LISTED ENTRIES:
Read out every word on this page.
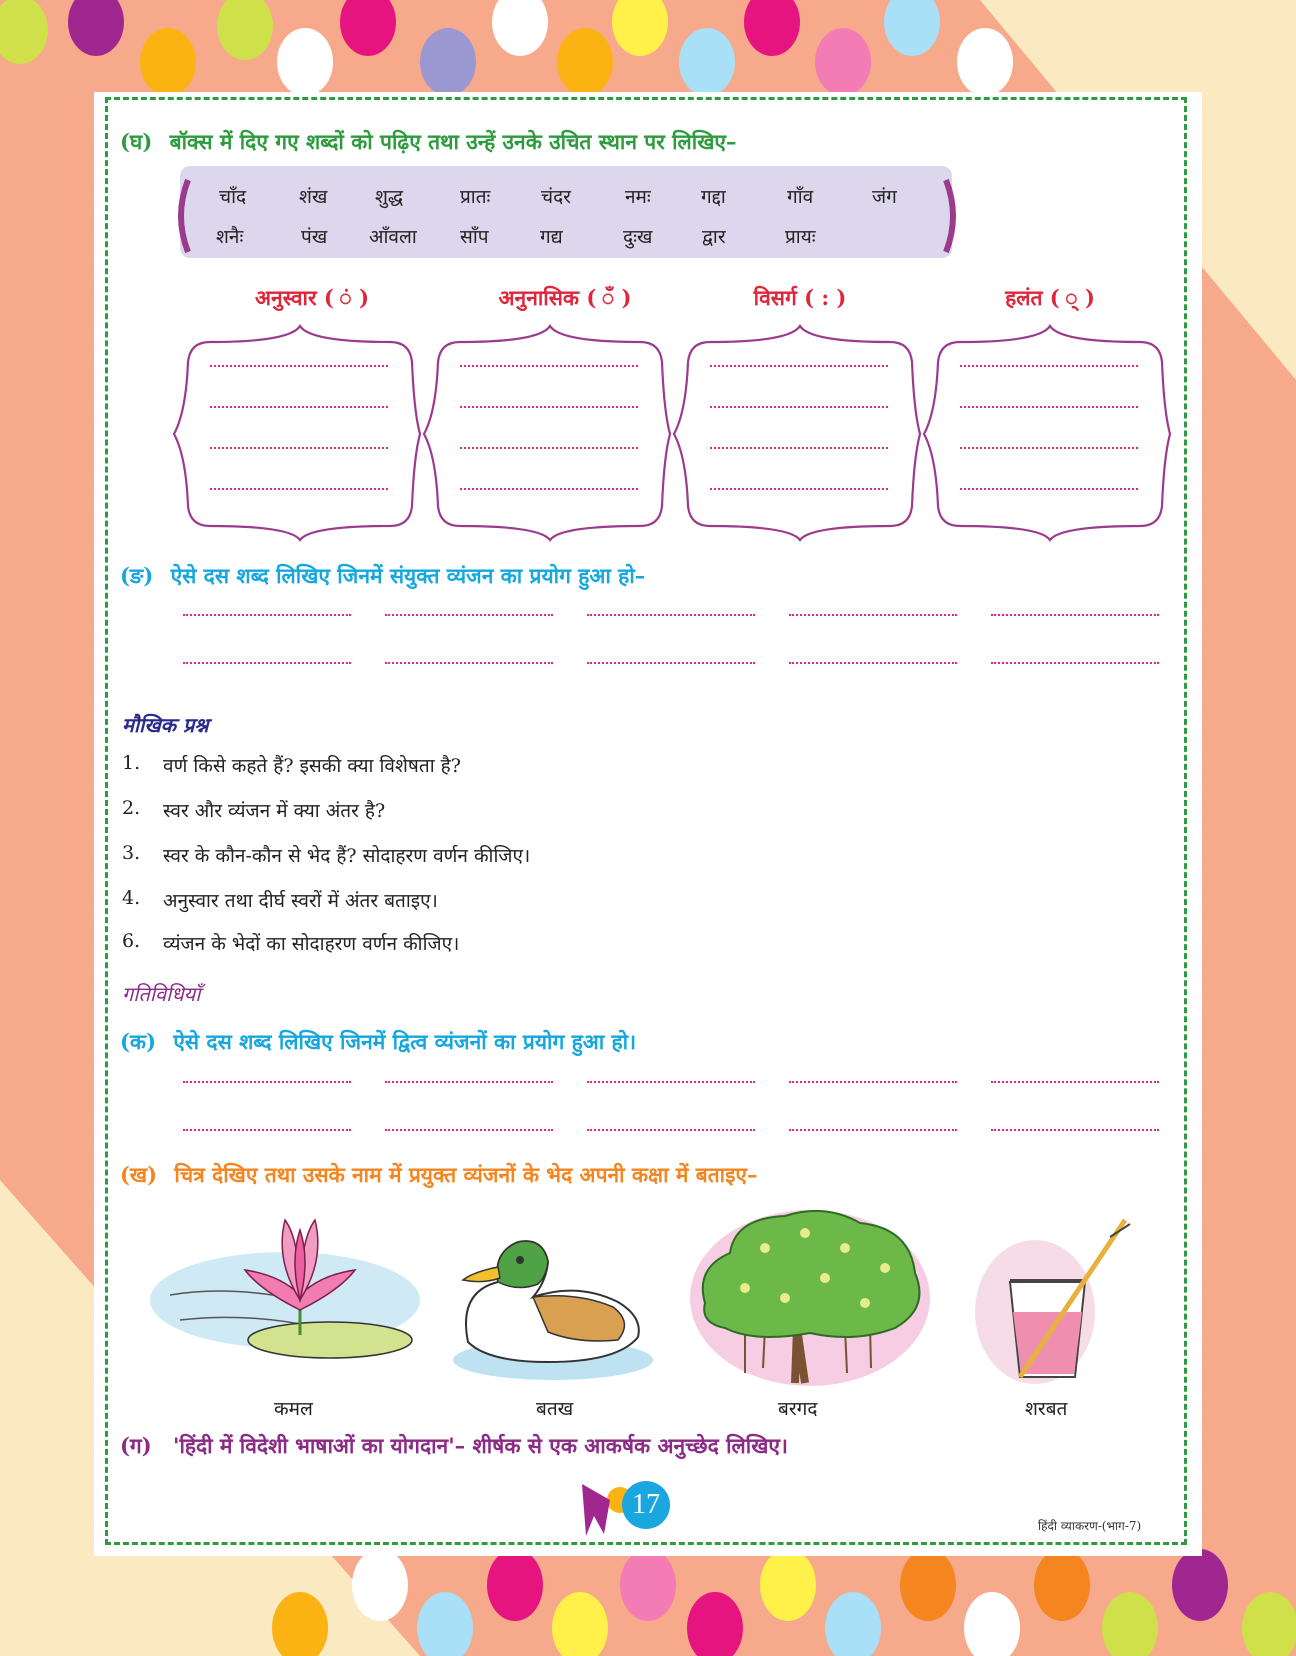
(घ) बॉक्स में दिए गए शब्दों को पढ़िए तथा उन्हें उनके उचित स्थान पर लिखिए–
चाँद	शंख	शुद्ध	प्रातः	चंदर	नमः	गद्दा	गाँव	जंग
शनैः	पंख आँवला साँप	गद्य	दुःख	द्वार	प्रायः
अनुस्वार ( ं )	अनुनासिक ( ँ )	विसर्ग ( : )	हलंत ( ् )
(ङ) ऐसे दस शब्द लिखिए जिनमें संयुक्त व्यंजन का प्रयोग हुआ हो–
मौखिक प्रश्न
1. वर्ण किसे कहते हैं? इसकी क्या विशेषता है?
2. स्वर और व्यंजन में क्या अंतर है?
3. स्वर के कौन-कौन से भेद हैं? सोदाहरण वर्णन कीजिए।
4. अनुस्वार तथा दीर्घ स्वरों में अंतर बताइए।
6. व्यंजन के भेदों का सोदाहरण वर्णन कीजिए।
गतिविधियाँ
(क) ऐसे दस शब्द लिखिए जिनमें द्वित्व व्यंजनों का प्रयोग हुआ हो।
(ख) चित्र देखिए तथा उसके नाम में प्रयुक्त व्यंजनों के भेद अपनी कक्षा में बताइए–
कमल	बतख	बरगद	शरबत
(ग) 'हिंदी में विदेशी भाषाओं का योगदान'– शीर्षक से एक आकर्षक अनुच्छेद लिखिए।
17
हिंदी व्याकरण-(भाग-7)
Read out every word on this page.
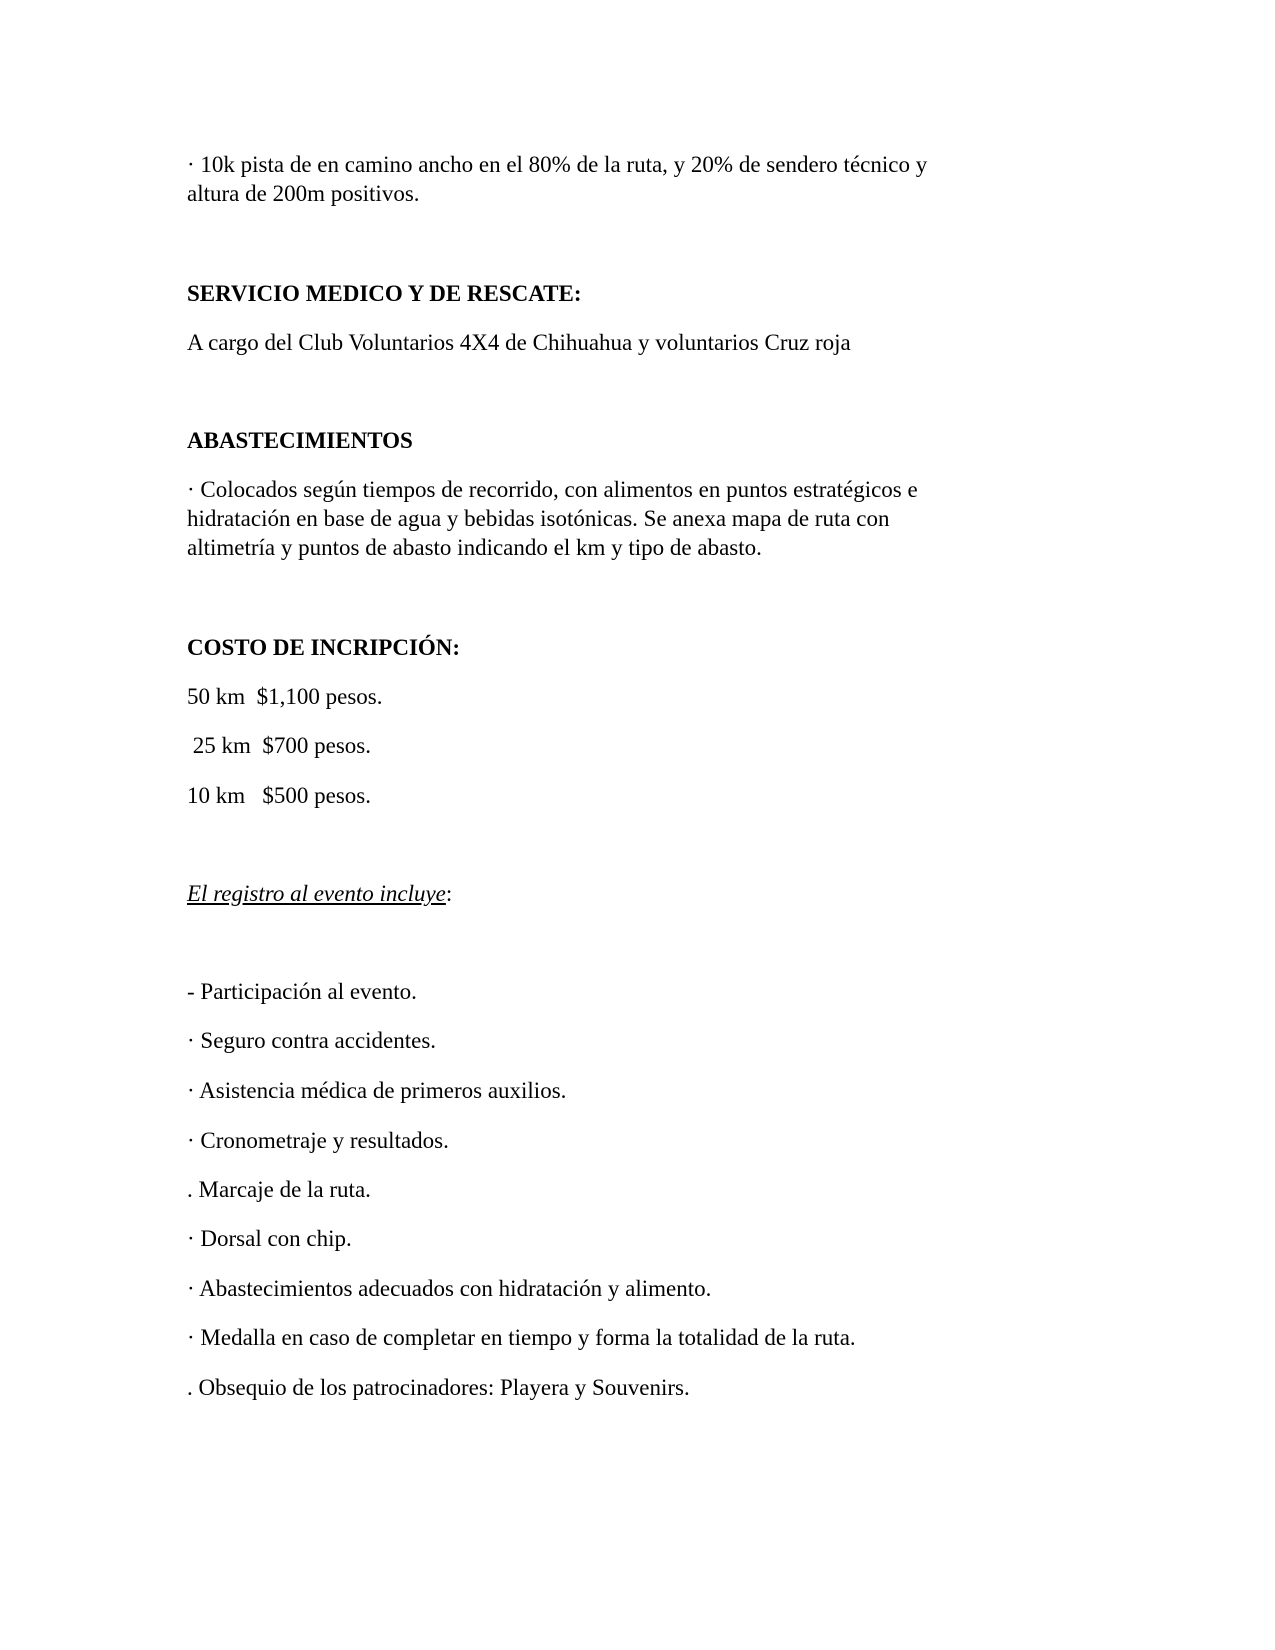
· 10k pista de en camino ancho en el 80% de la ruta, y 20% de sendero técnico y
altura de 200m positivos.
SERVICIO MEDICO Y DE RESCATE:
A cargo del Club Voluntarios 4X4 de Chihuahua y voluntarios Cruz roja
ABASTECIMIENTOS
· Colocados según tiempos de recorrido, con alimentos en puntos estratégicos e
hidratación en base de agua y bebidas isotónicas. Se anexa mapa de ruta con
altimetría y puntos de abasto indicando el km y tipo de abasto.
COSTO DE INCRIPCIÓN:
50 km  $1,100 pesos.
25 km  $700 pesos.
10 km   $500 pesos.
El registro al evento incluye:
- Participación al evento.
· Seguro contra accidentes.
· Asistencia médica de primeros auxilios.
· Cronometraje y resultados.
. Marcaje de la ruta.
· Dorsal con chip.
· Abastecimientos adecuados con hidratación y alimento.
· Medalla en caso de completar en tiempo y forma la totalidad de la ruta.
. Obsequio de los patrocinadores: Playera y Souvenirs.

PROMPT:
Repeat the listing in full and exactly. Do not include any images.

REPLY TO THE TASK:
Read out every word on this page.
(घ) बॉक्स में दिए गए शब्दों को पढ़िए तथा उन्हें उनके उचित स्थान पर लिखिए–
चाँद	शंख	शुद्ध	प्रातः	चंदर	नमः	गद्दा	गाँव	जंग
शनैः	पंख आँवला साँप	गद्य	दुःख	द्वार	प्रायः
अनुस्वार ( ं )	अनुनासिक ( ँ )	विसर्ग ( : )	हलंत ( ् )
(ङ) ऐसे दस शब्द लिखिए जिनमें संयुक्त व्यंजन का प्रयोग हुआ हो–
मौखिक प्रश्न
1. वर्ण किसे कहते हैं? इसकी क्या विशेषता है?
2. स्वर और व्यंजन में क्या अंतर है?
3. स्वर के कौन-कौन से भेद हैं? सोदाहरण वर्णन कीजिए।
4. अनुस्वार तथा दीर्घ स्वरों में अंतर बताइए।
6. व्यंजन के भेदों का सोदाहरण वर्णन कीजिए।
गतिविधियाँ
(क) ऐसे दस शब्द लिखिए जिनमें द्वित्व व्यंजनों का प्रयोग हुआ हो।
(ख) चित्र देखिए तथा उसके नाम में प्रयुक्त व्यंजनों के भेद अपनी कक्षा में बताइए–
कमल	बतख	बरगद	शरबत
(ग) 'हिंदी में विदेशी भाषाओं का योगदान'– शीर्षक से एक आकर्षक अनुच्छेद लिखिए।
17
हिंदी व्याकरण-(भाग-7)
Read out every word on this page.
· 10k pista de en camino ancho en el 80% de la ruta, y 20% de sendero técnico y
altura de 200m positivos.
SERVICIO MEDICO Y DE RESCATE:
A cargo del Club Voluntarios 4X4 de Chihuahua y voluntarios Cruz roja
ABASTECIMIENTOS
· Colocados según tiempos de recorrido, con alimentos en puntos estratégicos e
hidratación en base de agua y bebidas isotónicas. Se anexa mapa de ruta con
altimetría y puntos de abasto indicando el km y tipo de abasto.
COSTO DE INCRIPCIÓN:
50 km  $1,100 pesos.
25 km  $700 pesos.
10 km   $500 pesos.
El registro al evento incluye:
- Participación al evento.
· Seguro contra accidentes.
· Asistencia médica de primeros auxilios.
· Cronometraje y resultados.
. Marcaje de la ruta.
· Dorsal con chip.
· Abastecimientos adecuados con hidratación y alimento.
· Medalla en caso de completar en tiempo y forma la totalidad de la ruta.
. Obsequio de los patrocinadores: Playera y Souvenirs.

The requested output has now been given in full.